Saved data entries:
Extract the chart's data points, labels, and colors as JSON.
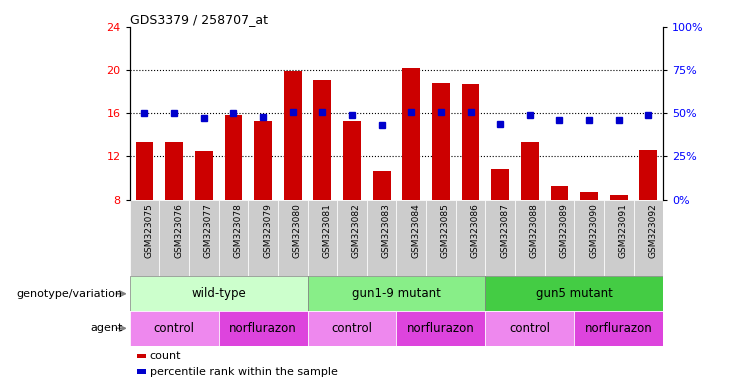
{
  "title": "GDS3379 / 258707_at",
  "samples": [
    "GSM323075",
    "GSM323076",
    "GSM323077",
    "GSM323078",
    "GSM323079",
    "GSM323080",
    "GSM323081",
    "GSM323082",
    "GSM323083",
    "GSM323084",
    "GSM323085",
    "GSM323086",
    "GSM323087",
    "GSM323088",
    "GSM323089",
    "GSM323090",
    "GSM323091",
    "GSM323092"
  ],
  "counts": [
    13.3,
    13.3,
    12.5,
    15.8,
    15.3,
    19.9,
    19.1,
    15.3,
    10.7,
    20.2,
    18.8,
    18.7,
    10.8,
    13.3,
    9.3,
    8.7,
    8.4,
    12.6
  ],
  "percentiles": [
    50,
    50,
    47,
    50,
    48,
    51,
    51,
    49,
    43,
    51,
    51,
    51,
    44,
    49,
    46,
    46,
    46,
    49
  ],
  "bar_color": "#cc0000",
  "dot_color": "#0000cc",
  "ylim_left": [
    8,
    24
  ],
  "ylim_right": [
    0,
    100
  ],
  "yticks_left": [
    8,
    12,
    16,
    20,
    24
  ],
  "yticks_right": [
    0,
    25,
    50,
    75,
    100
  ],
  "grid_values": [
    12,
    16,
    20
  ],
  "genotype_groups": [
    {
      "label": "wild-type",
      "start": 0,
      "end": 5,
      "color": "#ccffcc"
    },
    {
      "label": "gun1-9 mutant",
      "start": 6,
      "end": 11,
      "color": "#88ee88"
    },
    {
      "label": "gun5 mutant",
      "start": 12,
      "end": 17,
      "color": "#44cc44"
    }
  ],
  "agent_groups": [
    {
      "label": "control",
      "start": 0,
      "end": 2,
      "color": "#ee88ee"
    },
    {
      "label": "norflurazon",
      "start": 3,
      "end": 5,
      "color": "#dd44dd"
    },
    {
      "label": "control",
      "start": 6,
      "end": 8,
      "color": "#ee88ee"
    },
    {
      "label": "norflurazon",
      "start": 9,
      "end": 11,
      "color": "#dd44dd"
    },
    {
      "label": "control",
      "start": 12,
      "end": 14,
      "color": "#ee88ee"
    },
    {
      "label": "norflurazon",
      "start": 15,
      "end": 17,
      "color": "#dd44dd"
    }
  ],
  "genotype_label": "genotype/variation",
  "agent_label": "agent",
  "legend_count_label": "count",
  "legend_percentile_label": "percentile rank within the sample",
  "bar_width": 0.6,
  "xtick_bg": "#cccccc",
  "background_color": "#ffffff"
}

**What this task involves**
Reproduce all of the data exactly; the pictures do not belong in the copy.

**Correct result**
Extract the chart's data points, labels, and colors as JSON.
{
  "title": "GDS3379 / 258707_at",
  "samples": [
    "GSM323075",
    "GSM323076",
    "GSM323077",
    "GSM323078",
    "GSM323079",
    "GSM323080",
    "GSM323081",
    "GSM323082",
    "GSM323083",
    "GSM323084",
    "GSM323085",
    "GSM323086",
    "GSM323087",
    "GSM323088",
    "GSM323089",
    "GSM323090",
    "GSM323091",
    "GSM323092"
  ],
  "counts": [
    13.3,
    13.3,
    12.5,
    15.8,
    15.3,
    19.9,
    19.1,
    15.3,
    10.7,
    20.2,
    18.8,
    18.7,
    10.8,
    13.3,
    9.3,
    8.7,
    8.4,
    12.6
  ],
  "percentiles": [
    50,
    50,
    47,
    50,
    48,
    51,
    51,
    49,
    43,
    51,
    51,
    51,
    44,
    49,
    46,
    46,
    46,
    49
  ],
  "bar_color": "#cc0000",
  "dot_color": "#0000cc",
  "ylim_left": [
    8,
    24
  ],
  "ylim_right": [
    0,
    100
  ],
  "yticks_left": [
    8,
    12,
    16,
    20,
    24
  ],
  "yticks_right": [
    0,
    25,
    50,
    75,
    100
  ],
  "grid_values": [
    12,
    16,
    20
  ],
  "genotype_groups": [
    {
      "label": "wild-type",
      "start": 0,
      "end": 5,
      "color": "#ccffcc"
    },
    {
      "label": "gun1-9 mutant",
      "start": 6,
      "end": 11,
      "color": "#88ee88"
    },
    {
      "label": "gun5 mutant",
      "start": 12,
      "end": 17,
      "color": "#44cc44"
    }
  ],
  "agent_groups": [
    {
      "label": "control",
      "start": 0,
      "end": 2,
      "color": "#ee88ee"
    },
    {
      "label": "norflurazon",
      "start": 3,
      "end": 5,
      "color": "#dd44dd"
    },
    {
      "label": "control",
      "start": 6,
      "end": 8,
      "color": "#ee88ee"
    },
    {
      "label": "norflurazon",
      "start": 9,
      "end": 11,
      "color": "#dd44dd"
    },
    {
      "label": "control",
      "start": 12,
      "end": 14,
      "color": "#ee88ee"
    },
    {
      "label": "norflurazon",
      "start": 15,
      "end": 17,
      "color": "#dd44dd"
    }
  ],
  "genotype_label": "genotype/variation",
  "agent_label": "agent",
  "legend_count_label": "count",
  "legend_percentile_label": "percentile rank within the sample",
  "bar_width": 0.6,
  "xtick_bg": "#cccccc",
  "background_color": "#ffffff"
}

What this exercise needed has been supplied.